** Begin Given information **

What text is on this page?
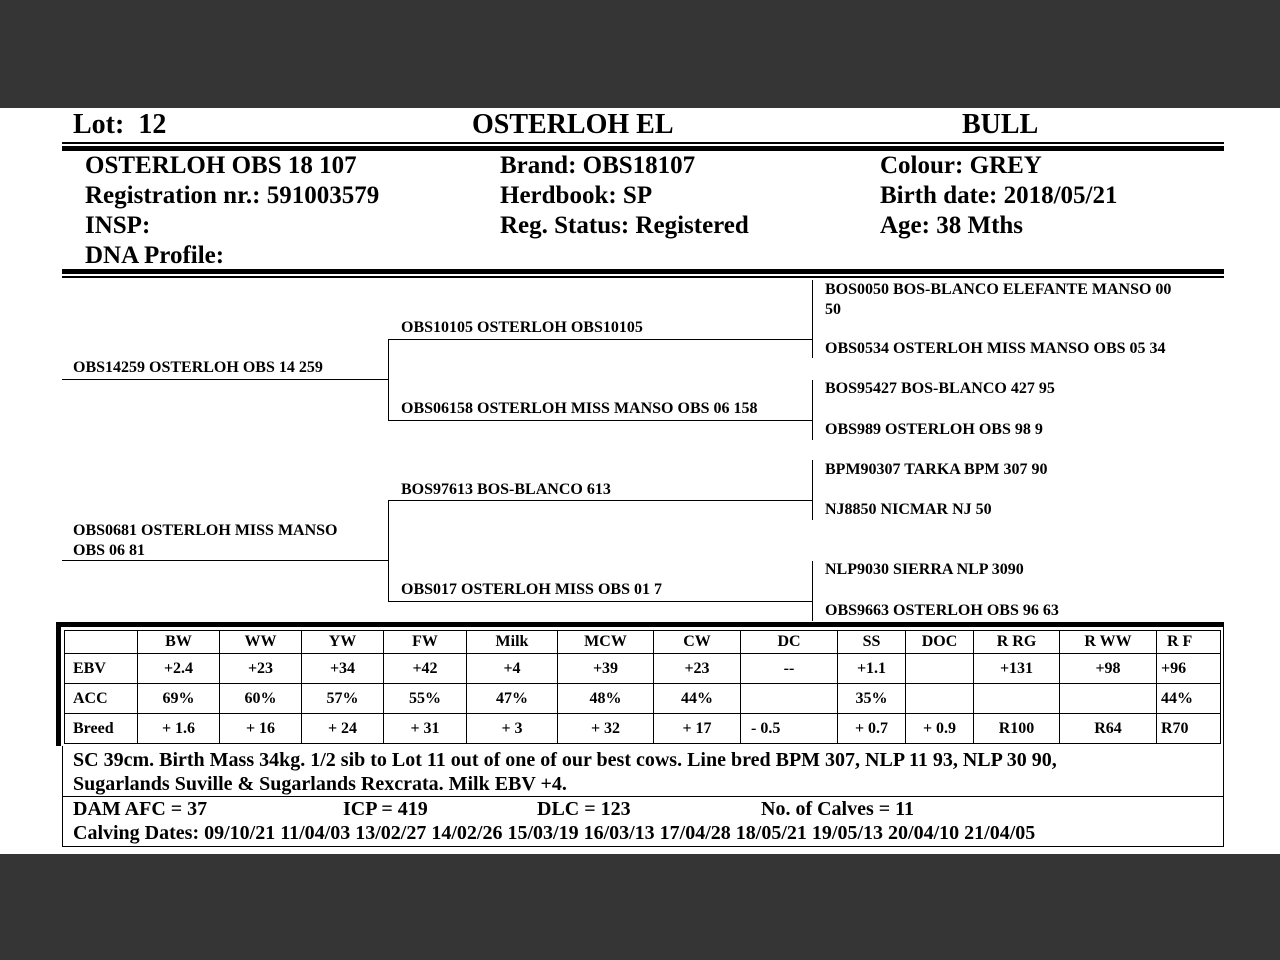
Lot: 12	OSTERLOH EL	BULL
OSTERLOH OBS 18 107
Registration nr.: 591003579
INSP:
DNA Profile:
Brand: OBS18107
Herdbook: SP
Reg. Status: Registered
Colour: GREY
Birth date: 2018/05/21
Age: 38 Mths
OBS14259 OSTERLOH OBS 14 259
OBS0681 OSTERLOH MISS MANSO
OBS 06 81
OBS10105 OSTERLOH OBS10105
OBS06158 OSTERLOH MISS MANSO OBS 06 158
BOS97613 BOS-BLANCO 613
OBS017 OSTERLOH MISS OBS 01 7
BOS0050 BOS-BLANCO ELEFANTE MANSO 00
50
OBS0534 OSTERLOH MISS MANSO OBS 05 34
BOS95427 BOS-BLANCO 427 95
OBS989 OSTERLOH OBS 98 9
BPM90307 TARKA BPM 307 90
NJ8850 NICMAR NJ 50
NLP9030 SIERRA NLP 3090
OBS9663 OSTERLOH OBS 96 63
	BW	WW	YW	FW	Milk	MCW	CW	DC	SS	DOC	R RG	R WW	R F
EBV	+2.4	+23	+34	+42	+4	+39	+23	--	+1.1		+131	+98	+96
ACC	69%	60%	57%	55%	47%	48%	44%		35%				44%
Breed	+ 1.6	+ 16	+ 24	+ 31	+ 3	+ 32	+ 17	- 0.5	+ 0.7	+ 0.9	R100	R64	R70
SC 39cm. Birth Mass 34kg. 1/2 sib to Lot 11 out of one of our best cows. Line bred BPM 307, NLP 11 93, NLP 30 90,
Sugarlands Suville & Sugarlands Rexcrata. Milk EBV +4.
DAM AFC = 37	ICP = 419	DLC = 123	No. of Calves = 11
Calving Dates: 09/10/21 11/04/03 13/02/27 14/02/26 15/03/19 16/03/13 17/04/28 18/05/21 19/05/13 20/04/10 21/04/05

** End Given information **

## Work to do
Omit every picture, then repeat the remaining data exactly as it appears above.

## Answer to the exercise
What text is on this page?
Lot: 12	OSTERLOH EL	BULL
OSTERLOH OBS 18 107
Registration nr.: 591003579
INSP:
DNA Profile:
Brand: OBS18107
Herdbook: SP
Reg. Status: Registered
Colour: GREY
Birth date: 2018/05/21
Age: 38 Mths
OBS14259 OSTERLOH OBS 14 259
OBS0681 OSTERLOH MISS MANSO
OBS 06 81
OBS10105 OSTERLOH OBS10105
OBS06158 OSTERLOH MISS MANSO OBS 06 158
BOS97613 BOS-BLANCO 613
OBS017 OSTERLOH MISS OBS 01 7
BOS0050 BOS-BLANCO ELEFANTE MANSO 00
50
OBS0534 OSTERLOH MISS MANSO OBS 05 34
BOS95427 BOS-BLANCO 427 95
OBS989 OSTERLOH OBS 98 9
BPM90307 TARKA BPM 307 90
NJ8850 NICMAR NJ 50
NLP9030 SIERRA NLP 3090
OBS9663 OSTERLOH OBS 96 63
	BW	WW	YW	FW	Milk	MCW	CW	DC	SS	DOC	R RG	R WW	R F
EBV	+2.4	+23	+34	+42	+4	+39	+23	--	+1.1		+131	+98	+96
ACC	69%	60%	57%	55%	47%	48%	44%		35%				44%
Breed	+ 1.6	+ 16	+ 24	+ 31	+ 3	+ 32	+ 17	- 0.5	+ 0.7	+ 0.9	R100	R64	R70
SC 39cm. Birth Mass 34kg. 1/2 sib to Lot 11 out of one of our best cows. Line bred BPM 307, NLP 11 93, NLP 30 90,
Sugarlands Suville & Sugarlands Rexcrata. Milk EBV +4.
DAM AFC = 37	ICP = 419	DLC = 123	No. of Calves = 11
Calving Dates: 09/10/21 11/04/03 13/02/27 14/02/26 15/03/19 16/03/13 17/04/28 18/05/21 19/05/13 20/04/10 21/04/05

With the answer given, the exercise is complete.